Extracted data:
· · · ·

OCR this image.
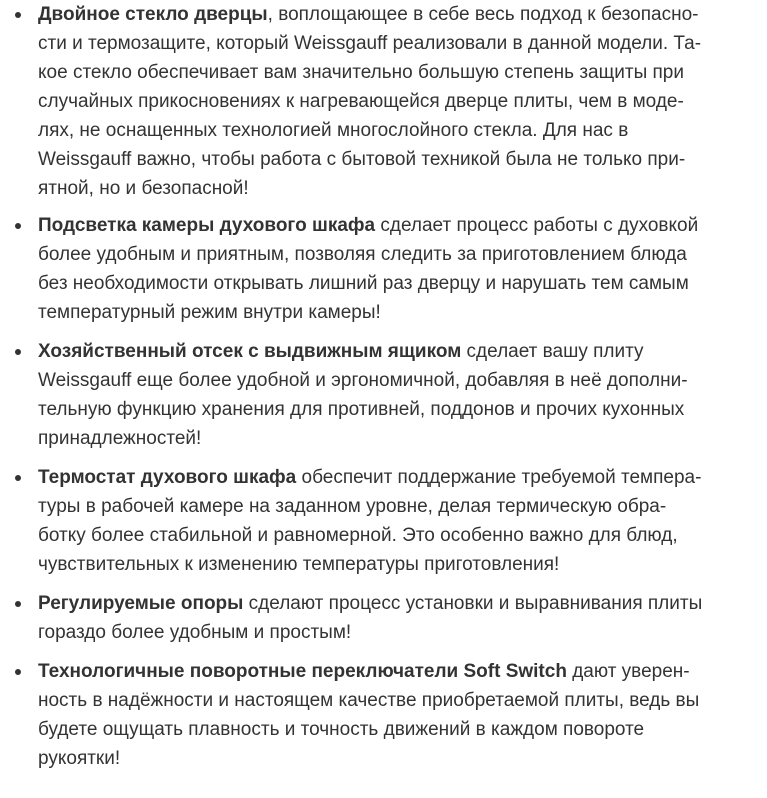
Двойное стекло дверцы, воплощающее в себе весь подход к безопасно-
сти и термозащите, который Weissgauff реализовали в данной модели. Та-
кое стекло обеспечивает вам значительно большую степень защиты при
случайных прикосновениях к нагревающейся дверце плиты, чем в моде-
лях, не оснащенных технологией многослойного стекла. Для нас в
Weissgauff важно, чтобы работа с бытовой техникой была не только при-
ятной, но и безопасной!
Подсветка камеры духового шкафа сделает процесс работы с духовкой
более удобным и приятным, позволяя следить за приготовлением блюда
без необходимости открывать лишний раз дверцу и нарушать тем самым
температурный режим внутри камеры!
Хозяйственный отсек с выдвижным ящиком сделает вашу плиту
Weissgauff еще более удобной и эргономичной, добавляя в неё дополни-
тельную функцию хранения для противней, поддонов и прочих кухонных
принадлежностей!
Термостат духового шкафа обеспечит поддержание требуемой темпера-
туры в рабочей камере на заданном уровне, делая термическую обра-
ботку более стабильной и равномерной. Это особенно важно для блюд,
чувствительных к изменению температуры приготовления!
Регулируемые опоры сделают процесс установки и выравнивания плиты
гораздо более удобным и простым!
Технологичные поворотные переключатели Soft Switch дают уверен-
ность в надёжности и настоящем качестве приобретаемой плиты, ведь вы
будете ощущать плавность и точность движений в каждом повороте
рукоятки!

· · · ·

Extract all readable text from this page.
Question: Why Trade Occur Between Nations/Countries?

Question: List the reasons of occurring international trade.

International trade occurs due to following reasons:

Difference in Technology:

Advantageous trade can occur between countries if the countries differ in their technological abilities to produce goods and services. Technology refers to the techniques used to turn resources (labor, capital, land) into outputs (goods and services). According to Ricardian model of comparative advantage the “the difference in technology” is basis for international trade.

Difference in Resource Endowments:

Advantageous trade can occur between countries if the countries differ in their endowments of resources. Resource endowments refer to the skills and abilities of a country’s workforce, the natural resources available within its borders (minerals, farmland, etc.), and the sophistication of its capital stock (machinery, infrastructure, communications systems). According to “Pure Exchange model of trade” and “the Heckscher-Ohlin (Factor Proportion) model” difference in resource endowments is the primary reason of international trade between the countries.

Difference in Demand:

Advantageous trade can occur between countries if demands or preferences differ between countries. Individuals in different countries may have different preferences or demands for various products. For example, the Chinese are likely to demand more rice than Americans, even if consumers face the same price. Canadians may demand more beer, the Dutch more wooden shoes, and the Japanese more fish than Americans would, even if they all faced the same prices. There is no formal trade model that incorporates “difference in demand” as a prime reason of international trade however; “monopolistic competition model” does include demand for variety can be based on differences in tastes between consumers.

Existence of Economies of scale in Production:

· · · ·

Using the material above, report each line where "resources" occurs.

Advantageous trade can occur between countries if the countries differ in their technological abilities to produce goods and services. Technology refers to the techniques used to turn resources (labor, capital, land) into outputs (goods and services). According to Ricardian model of comparative advantage the “the difference in technology” is basis for international trade.
Advantageous trade can occur between countries if the countries differ in their endowments of resources. Resource endowments refer to the skills and abilities of a country’s workforce, the natural resources available within its borders (minerals, farmland, etc.), and the sophistication of its capital stock (machinery, infrastructure, communications systems). According to “Pure Exchange model of trade” and “the Heckscher-Ohlin (Factor Proportion) model” difference in resource endowments is the primary reason of international trade between the countries.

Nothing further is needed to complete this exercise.